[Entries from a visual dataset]

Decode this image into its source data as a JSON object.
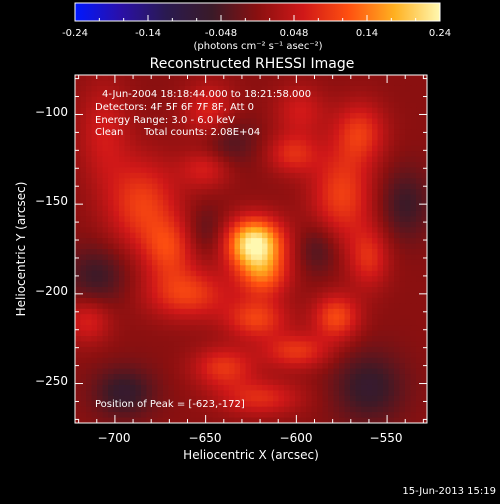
{
  "colorbar": {
    "ticks": [
      "-0.24",
      "-0.14",
      "-0.048",
      "0.048",
      "0.14",
      "0.24"
    ],
    "unit": "(photons cm⁻² s⁻¹ asec⁻²)",
    "stops": [
      "#0018ff",
      "#2a10a8",
      "#2a1a50",
      "#3a1a28",
      "#8a1010",
      "#d01818",
      "#ff5010",
      "#ffb020",
      "#fff8b0"
    ]
  },
  "title": "Reconstructed RHESSI Image",
  "annotations": {
    "time": "4-Jun-2004 18:18:44.000 to 18:21:58.000",
    "detectors": "Detectors: 4F 5F 6F 7F 8F, Att 0",
    "energy": "Energy Range: 3.0 - 6.0 keV",
    "algorithm": "Clean",
    "counts": "Total counts: 2.08E+04",
    "peak": "Position of Peak = [-623,-172]"
  },
  "footer": {
    "timestamp": "15-Jun-2013 15:19"
  },
  "chart_data": {
    "type": "heatmap",
    "title": "Reconstructed RHESSI Image",
    "xlabel": "Heliocentric X (arcsec)",
    "ylabel": "Heliocentric Y (arcsec)",
    "xlim": [
      -722,
      -528
    ],
    "ylim": [
      -272,
      -78
    ],
    "xticks": [
      -700,
      -650,
      -600,
      -550
    ],
    "yticks": [
      -100,
      -150,
      -200,
      -250
    ],
    "xtick_labels": [
      "−700",
      "−650",
      "−600",
      "−550"
    ],
    "ytick_labels": [
      "−100",
      "−150",
      "−200",
      "−250"
    ],
    "colorbar_range": [
      -0.24,
      0.24
    ],
    "peak": {
      "x": -623,
      "y": -172
    },
    "features": [
      {
        "x": -623,
        "y": -172,
        "sx": 11,
        "sy": 10,
        "v": 0.24
      },
      {
        "x": -618,
        "y": -190,
        "sx": 10,
        "sy": 9,
        "v": 0.11
      },
      {
        "x": -660,
        "y": -200,
        "sx": 16,
        "sy": 10,
        "v": 0.1
      },
      {
        "x": -622,
        "y": -214,
        "sx": 12,
        "sy": 8,
        "v": 0.1
      },
      {
        "x": -578,
        "y": -213,
        "sx": 9,
        "sy": 9,
        "v": 0.11
      },
      {
        "x": -600,
        "y": -232,
        "sx": 13,
        "sy": 7,
        "v": 0.09
      },
      {
        "x": -640,
        "y": -241,
        "sx": 12,
        "sy": 8,
        "v": 0.09
      },
      {
        "x": -620,
        "y": -258,
        "sx": 16,
        "sy": 7,
        "v": 0.08
      },
      {
        "x": -685,
        "y": -150,
        "sx": 14,
        "sy": 18,
        "v": 0.1
      },
      {
        "x": -670,
        "y": -175,
        "sx": 10,
        "sy": 12,
        "v": 0.09
      },
      {
        "x": -650,
        "y": -130,
        "sx": 10,
        "sy": 8,
        "v": 0.07
      },
      {
        "x": -648,
        "y": -100,
        "sx": 10,
        "sy": 12,
        "v": 0.08
      },
      {
        "x": -602,
        "y": -122,
        "sx": 10,
        "sy": 8,
        "v": 0.08
      },
      {
        "x": -598,
        "y": -98,
        "sx": 10,
        "sy": 10,
        "v": 0.06
      },
      {
        "x": -575,
        "y": -145,
        "sx": 12,
        "sy": 18,
        "v": 0.1
      },
      {
        "x": -565,
        "y": -110,
        "sx": 10,
        "sy": 12,
        "v": 0.09
      },
      {
        "x": -560,
        "y": -180,
        "sx": 8,
        "sy": 12,
        "v": 0.08
      },
      {
        "x": -715,
        "y": -215,
        "sx": 9,
        "sy": 9,
        "v": 0.07
      },
      {
        "x": -706,
        "y": -110,
        "sx": 10,
        "sy": 20,
        "v": 0.06
      },
      {
        "x": -695,
        "y": -255,
        "sx": 12,
        "sy": 10,
        "v": -0.07
      },
      {
        "x": -710,
        "y": -190,
        "sx": 12,
        "sy": 12,
        "v": -0.06
      },
      {
        "x": -640,
        "y": -115,
        "sx": 12,
        "sy": 10,
        "v": -0.06
      },
      {
        "x": -560,
        "y": -252,
        "sx": 14,
        "sy": 14,
        "v": -0.07
      },
      {
        "x": -540,
        "y": -150,
        "sx": 10,
        "sy": 14,
        "v": -0.06
      },
      {
        "x": -588,
        "y": -175,
        "sx": 8,
        "sy": 10,
        "v": -0.05
      },
      {
        "x": -650,
        "y": -165,
        "sx": 8,
        "sy": 10,
        "v": -0.04
      }
    ]
  }
}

== Short task ==
Only the number is wanted: how many lines in the data include the word "Heliocentric"?

== Written response ==
2